[Entries from a dataset]

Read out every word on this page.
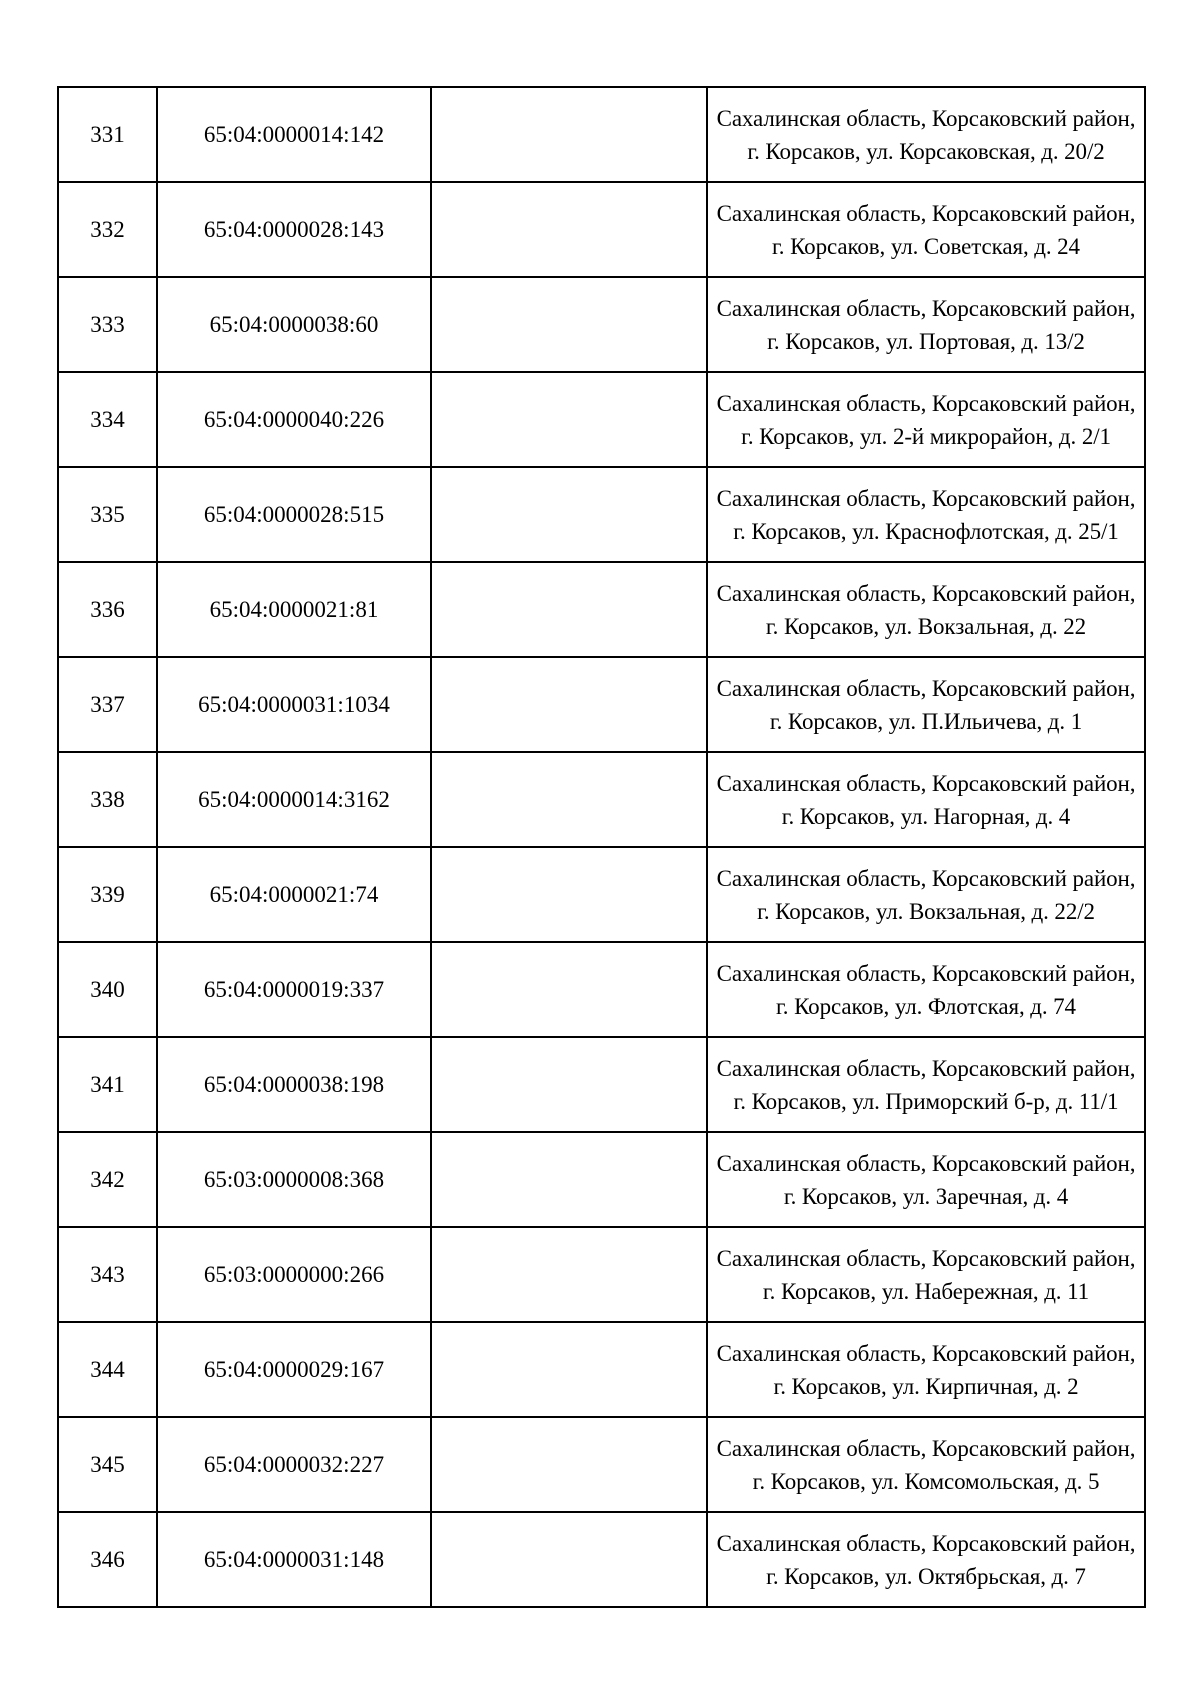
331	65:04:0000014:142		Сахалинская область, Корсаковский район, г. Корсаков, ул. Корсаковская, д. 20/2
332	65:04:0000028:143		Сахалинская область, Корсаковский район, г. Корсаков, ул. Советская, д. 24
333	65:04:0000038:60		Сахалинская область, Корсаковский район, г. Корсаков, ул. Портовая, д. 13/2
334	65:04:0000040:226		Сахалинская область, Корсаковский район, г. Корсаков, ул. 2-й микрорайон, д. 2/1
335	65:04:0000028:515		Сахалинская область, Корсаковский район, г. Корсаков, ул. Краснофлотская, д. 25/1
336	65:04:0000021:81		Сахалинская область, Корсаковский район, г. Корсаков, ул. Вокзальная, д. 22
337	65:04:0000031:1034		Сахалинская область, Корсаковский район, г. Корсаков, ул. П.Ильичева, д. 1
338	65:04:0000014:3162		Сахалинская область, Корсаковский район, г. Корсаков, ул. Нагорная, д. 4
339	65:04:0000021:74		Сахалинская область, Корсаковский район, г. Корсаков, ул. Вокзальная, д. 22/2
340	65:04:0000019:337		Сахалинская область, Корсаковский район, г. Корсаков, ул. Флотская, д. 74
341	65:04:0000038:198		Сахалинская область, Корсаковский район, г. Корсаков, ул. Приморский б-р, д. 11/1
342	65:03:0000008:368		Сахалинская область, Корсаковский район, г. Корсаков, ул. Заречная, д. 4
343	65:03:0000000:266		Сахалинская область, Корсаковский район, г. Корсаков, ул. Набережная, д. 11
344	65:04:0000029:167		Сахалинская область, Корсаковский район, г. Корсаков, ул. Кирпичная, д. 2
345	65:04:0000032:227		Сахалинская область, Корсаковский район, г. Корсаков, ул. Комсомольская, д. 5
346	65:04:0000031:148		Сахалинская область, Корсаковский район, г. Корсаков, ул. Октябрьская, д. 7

> _Your task_
Only a number is wanted: how many lines of the material above hold "Вокзальная"?

> _Answer for the task_
2